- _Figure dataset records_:
------------------------------------------------

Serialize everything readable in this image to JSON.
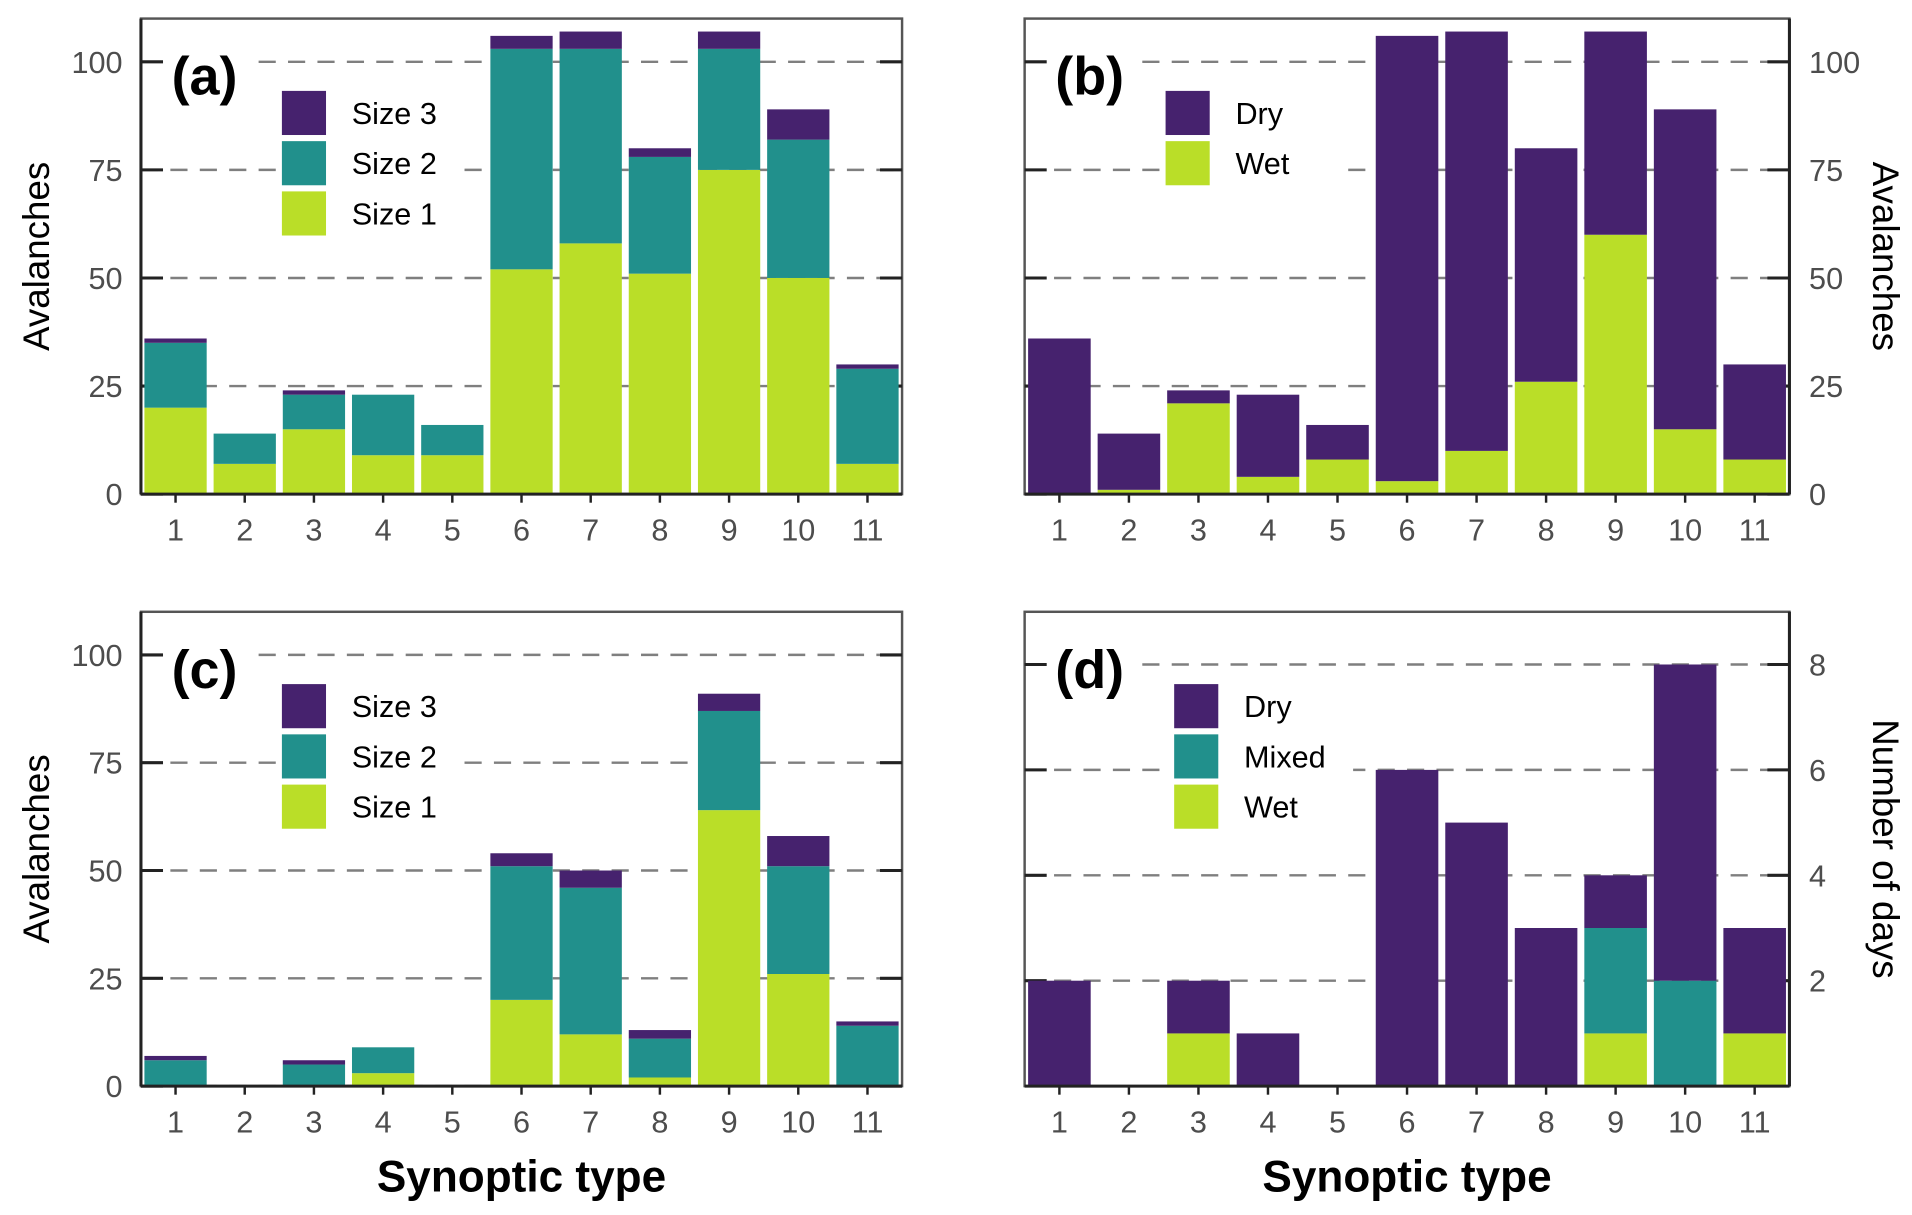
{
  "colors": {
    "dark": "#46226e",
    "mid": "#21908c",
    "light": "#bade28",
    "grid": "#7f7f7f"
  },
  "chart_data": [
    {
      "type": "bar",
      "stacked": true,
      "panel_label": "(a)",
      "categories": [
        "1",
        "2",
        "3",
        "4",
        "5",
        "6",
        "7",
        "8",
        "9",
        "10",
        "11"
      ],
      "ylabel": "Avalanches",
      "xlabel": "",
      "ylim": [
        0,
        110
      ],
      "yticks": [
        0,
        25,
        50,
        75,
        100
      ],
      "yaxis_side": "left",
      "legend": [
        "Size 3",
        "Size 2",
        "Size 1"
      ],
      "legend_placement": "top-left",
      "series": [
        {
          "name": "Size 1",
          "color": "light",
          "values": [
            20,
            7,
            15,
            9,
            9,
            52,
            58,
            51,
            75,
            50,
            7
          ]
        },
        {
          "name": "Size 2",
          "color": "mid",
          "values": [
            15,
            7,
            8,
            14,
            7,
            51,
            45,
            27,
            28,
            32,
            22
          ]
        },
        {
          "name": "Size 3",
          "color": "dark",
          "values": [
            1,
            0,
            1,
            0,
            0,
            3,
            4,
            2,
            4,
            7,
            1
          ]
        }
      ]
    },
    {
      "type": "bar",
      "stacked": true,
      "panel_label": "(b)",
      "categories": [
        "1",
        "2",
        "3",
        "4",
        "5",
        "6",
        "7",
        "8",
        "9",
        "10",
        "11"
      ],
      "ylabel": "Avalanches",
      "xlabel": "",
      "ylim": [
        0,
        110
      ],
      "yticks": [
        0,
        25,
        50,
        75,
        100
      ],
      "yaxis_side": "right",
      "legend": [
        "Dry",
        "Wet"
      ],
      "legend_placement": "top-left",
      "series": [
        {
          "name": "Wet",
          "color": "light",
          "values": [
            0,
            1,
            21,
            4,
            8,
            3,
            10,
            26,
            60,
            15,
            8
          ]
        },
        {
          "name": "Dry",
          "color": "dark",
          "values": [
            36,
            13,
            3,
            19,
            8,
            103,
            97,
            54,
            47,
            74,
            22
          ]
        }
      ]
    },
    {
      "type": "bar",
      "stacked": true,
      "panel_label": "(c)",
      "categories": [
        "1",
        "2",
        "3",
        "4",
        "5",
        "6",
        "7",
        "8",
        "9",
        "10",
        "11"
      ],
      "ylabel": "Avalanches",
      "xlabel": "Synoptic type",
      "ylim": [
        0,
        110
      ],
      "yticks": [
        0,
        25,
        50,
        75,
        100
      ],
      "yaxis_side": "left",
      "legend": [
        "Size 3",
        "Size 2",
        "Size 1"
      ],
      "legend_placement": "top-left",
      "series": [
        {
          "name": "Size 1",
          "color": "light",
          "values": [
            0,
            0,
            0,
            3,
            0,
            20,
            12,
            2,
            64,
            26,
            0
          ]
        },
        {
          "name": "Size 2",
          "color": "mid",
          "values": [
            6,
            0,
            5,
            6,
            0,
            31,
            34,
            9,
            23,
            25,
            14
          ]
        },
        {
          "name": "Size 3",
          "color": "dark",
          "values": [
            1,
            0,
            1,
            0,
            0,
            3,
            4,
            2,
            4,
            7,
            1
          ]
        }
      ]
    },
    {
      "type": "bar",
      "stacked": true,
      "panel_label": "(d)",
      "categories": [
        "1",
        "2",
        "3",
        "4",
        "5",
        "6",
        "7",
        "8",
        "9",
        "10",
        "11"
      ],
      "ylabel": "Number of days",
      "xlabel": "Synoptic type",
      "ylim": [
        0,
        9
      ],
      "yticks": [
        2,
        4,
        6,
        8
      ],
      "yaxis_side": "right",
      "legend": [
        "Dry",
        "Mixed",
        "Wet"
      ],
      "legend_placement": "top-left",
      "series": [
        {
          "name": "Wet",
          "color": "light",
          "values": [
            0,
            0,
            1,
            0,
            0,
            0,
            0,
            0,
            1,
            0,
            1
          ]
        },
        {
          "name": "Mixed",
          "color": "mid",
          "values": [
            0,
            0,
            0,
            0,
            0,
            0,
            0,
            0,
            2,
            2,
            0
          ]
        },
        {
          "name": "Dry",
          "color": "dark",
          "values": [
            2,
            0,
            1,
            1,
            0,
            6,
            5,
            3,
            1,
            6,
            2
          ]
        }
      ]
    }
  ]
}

------------------------------------------------

- _WORK INSTRUCTIONS_: Reproduce the listing above exactly, excluding all pictures.

- _COMPLETE OUTPUT_:
Serialize everything readable in this image to JSON.
{
  "colors": {
    "dark": "#46226e",
    "mid": "#21908c",
    "light": "#bade28",
    "grid": "#7f7f7f"
  },
  "chart_data": [
    {
      "type": "bar",
      "stacked": true,
      "panel_label": "(a)",
      "categories": [
        "1",
        "2",
        "3",
        "4",
        "5",
        "6",
        "7",
        "8",
        "9",
        "10",
        "11"
      ],
      "ylabel": "Avalanches",
      "xlabel": "",
      "ylim": [
        0,
        110
      ],
      "yticks": [
        0,
        25,
        50,
        75,
        100
      ],
      "yaxis_side": "left",
      "legend": [
        "Size 3",
        "Size 2",
        "Size 1"
      ],
      "legend_placement": "top-left",
      "series": [
        {
          "name": "Size 1",
          "color": "light",
          "values": [
            20,
            7,
            15,
            9,
            9,
            52,
            58,
            51,
            75,
            50,
            7
          ]
        },
        {
          "name": "Size 2",
          "color": "mid",
          "values": [
            15,
            7,
            8,
            14,
            7,
            51,
            45,
            27,
            28,
            32,
            22
          ]
        },
        {
          "name": "Size 3",
          "color": "dark",
          "values": [
            1,
            0,
            1,
            0,
            0,
            3,
            4,
            2,
            4,
            7,
            1
          ]
        }
      ]
    },
    {
      "type": "bar",
      "stacked": true,
      "panel_label": "(b)",
      "categories": [
        "1",
        "2",
        "3",
        "4",
        "5",
        "6",
        "7",
        "8",
        "9",
        "10",
        "11"
      ],
      "ylabel": "Avalanches",
      "xlabel": "",
      "ylim": [
        0,
        110
      ],
      "yticks": [
        0,
        25,
        50,
        75,
        100
      ],
      "yaxis_side": "right",
      "legend": [
        "Dry",
        "Wet"
      ],
      "legend_placement": "top-left",
      "series": [
        {
          "name": "Wet",
          "color": "light",
          "values": [
            0,
            1,
            21,
            4,
            8,
            3,
            10,
            26,
            60,
            15,
            8
          ]
        },
        {
          "name": "Dry",
          "color": "dark",
          "values": [
            36,
            13,
            3,
            19,
            8,
            103,
            97,
            54,
            47,
            74,
            22
          ]
        }
      ]
    },
    {
      "type": "bar",
      "stacked": true,
      "panel_label": "(c)",
      "categories": [
        "1",
        "2",
        "3",
        "4",
        "5",
        "6",
        "7",
        "8",
        "9",
        "10",
        "11"
      ],
      "ylabel": "Avalanches",
      "xlabel": "Synoptic type",
      "ylim": [
        0,
        110
      ],
      "yticks": [
        0,
        25,
        50,
        75,
        100
      ],
      "yaxis_side": "left",
      "legend": [
        "Size 3",
        "Size 2",
        "Size 1"
      ],
      "legend_placement": "top-left",
      "series": [
        {
          "name": "Size 1",
          "color": "light",
          "values": [
            0,
            0,
            0,
            3,
            0,
            20,
            12,
            2,
            64,
            26,
            0
          ]
        },
        {
          "name": "Size 2",
          "color": "mid",
          "values": [
            6,
            0,
            5,
            6,
            0,
            31,
            34,
            9,
            23,
            25,
            14
          ]
        },
        {
          "name": "Size 3",
          "color": "dark",
          "values": [
            1,
            0,
            1,
            0,
            0,
            3,
            4,
            2,
            4,
            7,
            1
          ]
        }
      ]
    },
    {
      "type": "bar",
      "stacked": true,
      "panel_label": "(d)",
      "categories": [
        "1",
        "2",
        "3",
        "4",
        "5",
        "6",
        "7",
        "8",
        "9",
        "10",
        "11"
      ],
      "ylabel": "Number of days",
      "xlabel": "Synoptic type",
      "ylim": [
        0,
        9
      ],
      "yticks": [
        2,
        4,
        6,
        8
      ],
      "yaxis_side": "right",
      "legend": [
        "Dry",
        "Mixed",
        "Wet"
      ],
      "legend_placement": "top-left",
      "series": [
        {
          "name": "Wet",
          "color": "light",
          "values": [
            0,
            0,
            1,
            0,
            0,
            0,
            0,
            0,
            1,
            0,
            1
          ]
        },
        {
          "name": "Mixed",
          "color": "mid",
          "values": [
            0,
            0,
            0,
            0,
            0,
            0,
            0,
            0,
            2,
            2,
            0
          ]
        },
        {
          "name": "Dry",
          "color": "dark",
          "values": [
            2,
            0,
            1,
            1,
            0,
            6,
            5,
            3,
            1,
            6,
            2
          ]
        }
      ]
    }
  ]
}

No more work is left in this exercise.